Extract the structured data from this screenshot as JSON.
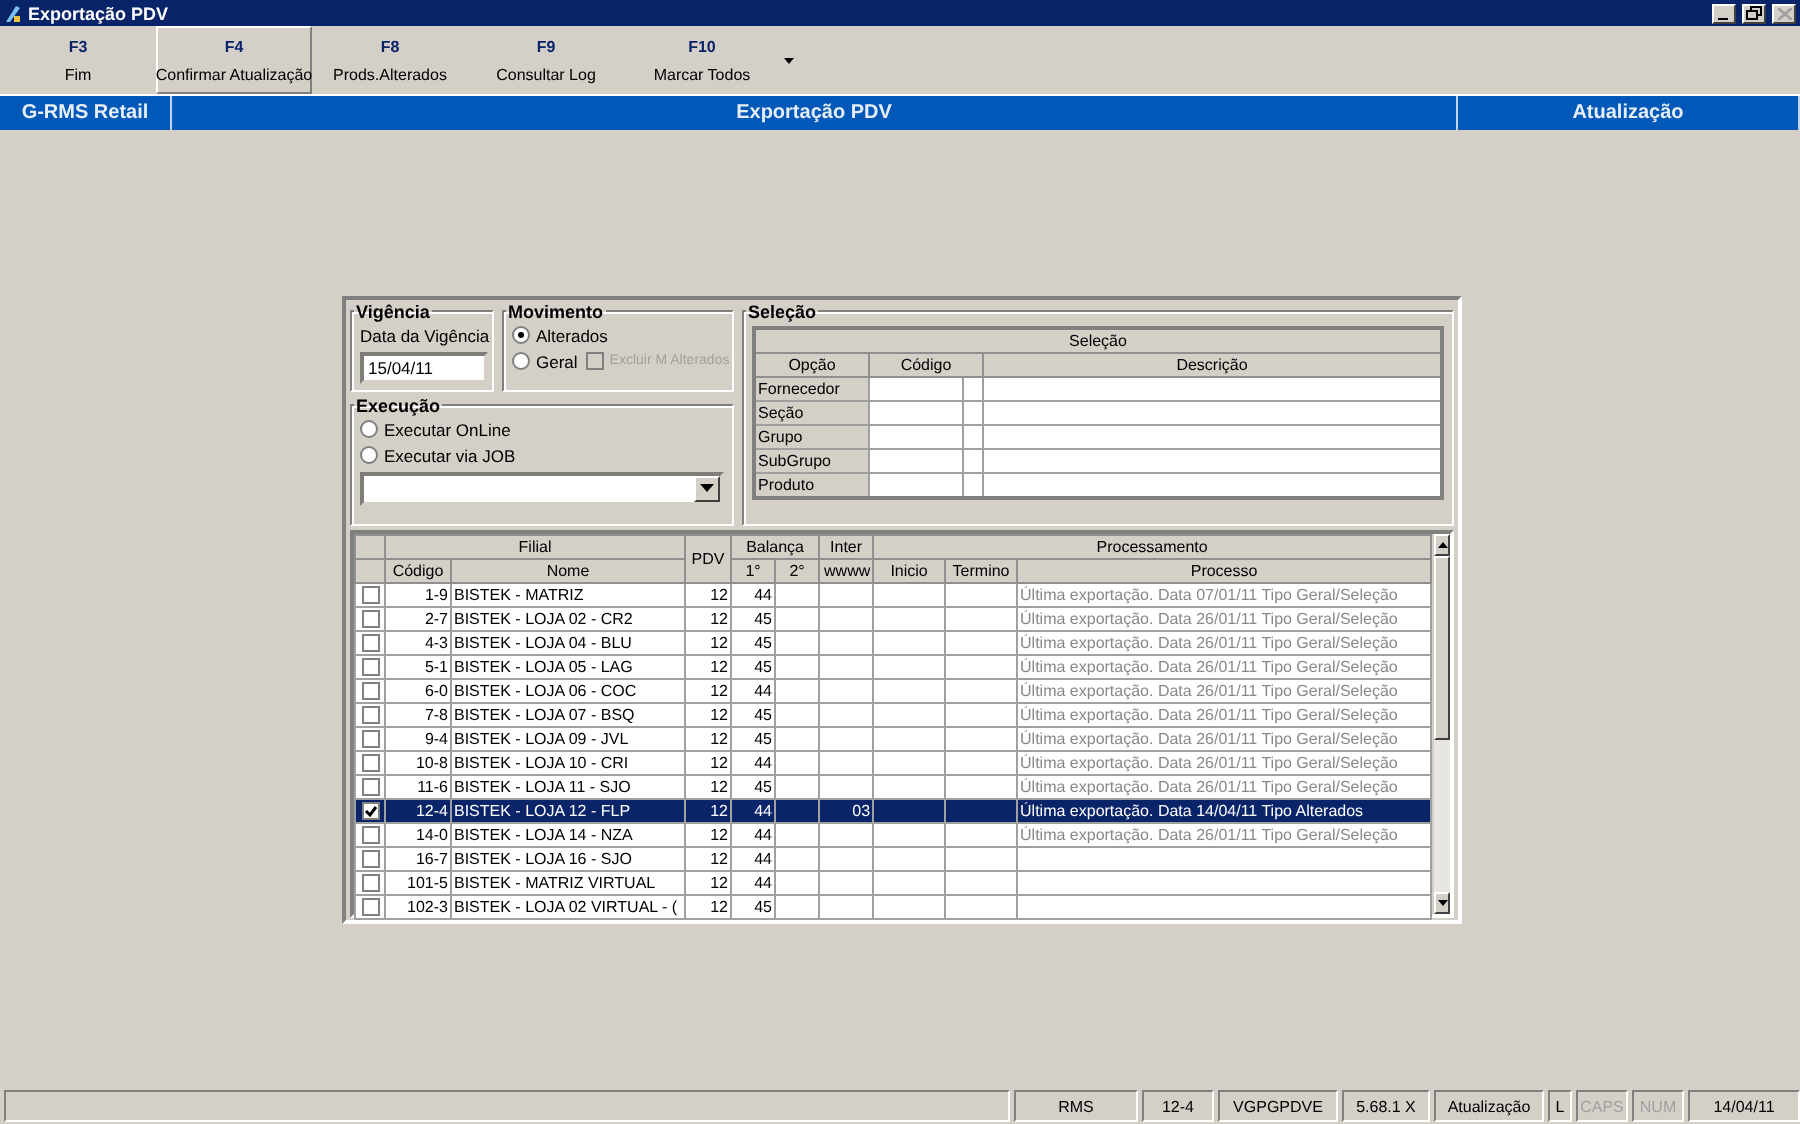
{
  "window": {
    "title": "Exportação PDV",
    "close_disabled": true
  },
  "toolbar": [
    {
      "key": "F3",
      "label": "Fim",
      "pressed": false
    },
    {
      "key": "F4",
      "label": "Confirmar Atualização",
      "pressed": true
    },
    {
      "key": "F8",
      "label": "Prods.Alterados",
      "pressed": false
    },
    {
      "key": "F9",
      "label": "Consultar Log",
      "pressed": false
    },
    {
      "key": "F10",
      "label": "Marcar Todos",
      "pressed": false
    }
  ],
  "header_bar": [
    "G-RMS Retail",
    "Exportação PDV",
    "Atualização"
  ],
  "vigencia": {
    "title": "Vigência",
    "label": "Data da Vigência",
    "value": "15/04/11"
  },
  "movimento": {
    "title": "Movimento",
    "options": [
      {
        "label": "Alterados",
        "selected": true
      },
      {
        "label": "Geral",
        "selected": false
      }
    ],
    "exclude": {
      "label": "Excluir M Alterados",
      "checked": false,
      "disabled": true
    }
  },
  "execucao": {
    "title": "Execução",
    "options": [
      {
        "label": "Executar OnLine",
        "selected": false
      },
      {
        "label": "Executar via JOB",
        "selected": false
      }
    ]
  },
  "selecao": {
    "title": "Seleção",
    "table_title": "Seleção",
    "columns": [
      "Opção",
      "Código",
      "Descrição"
    ],
    "rows": [
      "Fornecedor",
      "Seção",
      "Grupo",
      "SubGrupo",
      "Produto"
    ]
  },
  "grid": {
    "groups": [
      "Filial",
      "PDV",
      "Balança",
      "Inter",
      "Processamento"
    ],
    "columns": [
      "Código",
      "Nome",
      "1°",
      "2°",
      "wwww",
      "Inicio",
      "Termino",
      "Processo"
    ],
    "rows": [
      {
        "checked": false,
        "selected": false,
        "codigo": "1-9",
        "nome": "BISTEK - MATRIZ",
        "pdv": "12",
        "b1": "44",
        "processo": "Última exportação. Data 07/01/11 Tipo Geral/Seleção"
      },
      {
        "checked": false,
        "selected": false,
        "codigo": "2-7",
        "nome": "BISTEK - LOJA 02 - CR2",
        "pdv": "12",
        "b1": "45",
        "processo": "Última exportação. Data 26/01/11 Tipo Geral/Seleção"
      },
      {
        "checked": false,
        "selected": false,
        "codigo": "4-3",
        "nome": "BISTEK - LOJA 04 -  BLU",
        "pdv": "12",
        "b1": "45",
        "processo": "Última exportação. Data 26/01/11 Tipo Geral/Seleção"
      },
      {
        "checked": false,
        "selected": false,
        "codigo": "5-1",
        "nome": "BISTEK - LOJA 05 - LAG",
        "pdv": "12",
        "b1": "45",
        "processo": "Última exportação. Data 26/01/11 Tipo Geral/Seleção"
      },
      {
        "checked": false,
        "selected": false,
        "codigo": "6-0",
        "nome": "BISTEK - LOJA 06 - COC",
        "pdv": "12",
        "b1": "44",
        "processo": "Última exportação. Data 26/01/11 Tipo Geral/Seleção"
      },
      {
        "checked": false,
        "selected": false,
        "codigo": "7-8",
        "nome": "BISTEK - LOJA 07 - BSQ",
        "pdv": "12",
        "b1": "45",
        "processo": "Última exportação. Data 26/01/11 Tipo Geral/Seleção"
      },
      {
        "checked": false,
        "selected": false,
        "codigo": "9-4",
        "nome": "BISTEK - LOJA 09 - JVL",
        "pdv": "12",
        "b1": "45",
        "processo": "Última exportação. Data 26/01/11 Tipo Geral/Seleção"
      },
      {
        "checked": false,
        "selected": false,
        "codigo": "10-8",
        "nome": "BISTEK - LOJA 10 - CRI",
        "pdv": "12",
        "b1": "44",
        "processo": "Última exportação. Data 26/01/11 Tipo Geral/Seleção"
      },
      {
        "checked": false,
        "selected": false,
        "codigo": "11-6",
        "nome": "BISTEK - LOJA 11 - SJO",
        "pdv": "12",
        "b1": "45",
        "processo": "Última exportação. Data 26/01/11 Tipo Geral/Seleção"
      },
      {
        "checked": true,
        "selected": true,
        "codigo": "12-4",
        "nome": "BISTEK - LOJA 12 - FLP",
        "pdv": "12",
        "b1": "44",
        "inter": "03",
        "processo": "Última exportação. Data 14/04/11 Tipo Alterados"
      },
      {
        "checked": false,
        "selected": false,
        "codigo": "14-0",
        "nome": "BISTEK - LOJA 14 - NZA",
        "pdv": "12",
        "b1": "44",
        "processo": "Última exportação. Data 26/01/11 Tipo Geral/Seleção"
      },
      {
        "checked": false,
        "selected": false,
        "codigo": "16-7",
        "nome": "BISTEK - LOJA 16 - SJO",
        "pdv": "12",
        "b1": "44"
      },
      {
        "checked": false,
        "selected": false,
        "codigo": "101-5",
        "nome": "BISTEK - MATRIZ VIRTUAL",
        "pdv": "12",
        "b1": "44"
      },
      {
        "checked": false,
        "selected": false,
        "codigo": "102-3",
        "nome": "BISTEK - LOJA 02 VIRTUAL - (",
        "pdv": "12",
        "b1": "45"
      }
    ]
  },
  "status_bar": [
    {
      "text": "RMS",
      "disabled": false
    },
    {
      "text": "12-4",
      "disabled": false
    },
    {
      "text": "VGPGPDVE",
      "disabled": false
    },
    {
      "text": "5.68.1 X",
      "disabled": false
    },
    {
      "text": "Atualização",
      "disabled": false
    },
    {
      "text": "L",
      "disabled": false
    },
    {
      "text": "CAPS",
      "disabled": true
    },
    {
      "text": "NUM",
      "disabled": true
    },
    {
      "text": "14/04/11",
      "disabled": false
    }
  ]
}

============

_Given request:_
Count how many lines above contain the word "label". Reply with the number alone.

_Exercise response:_
11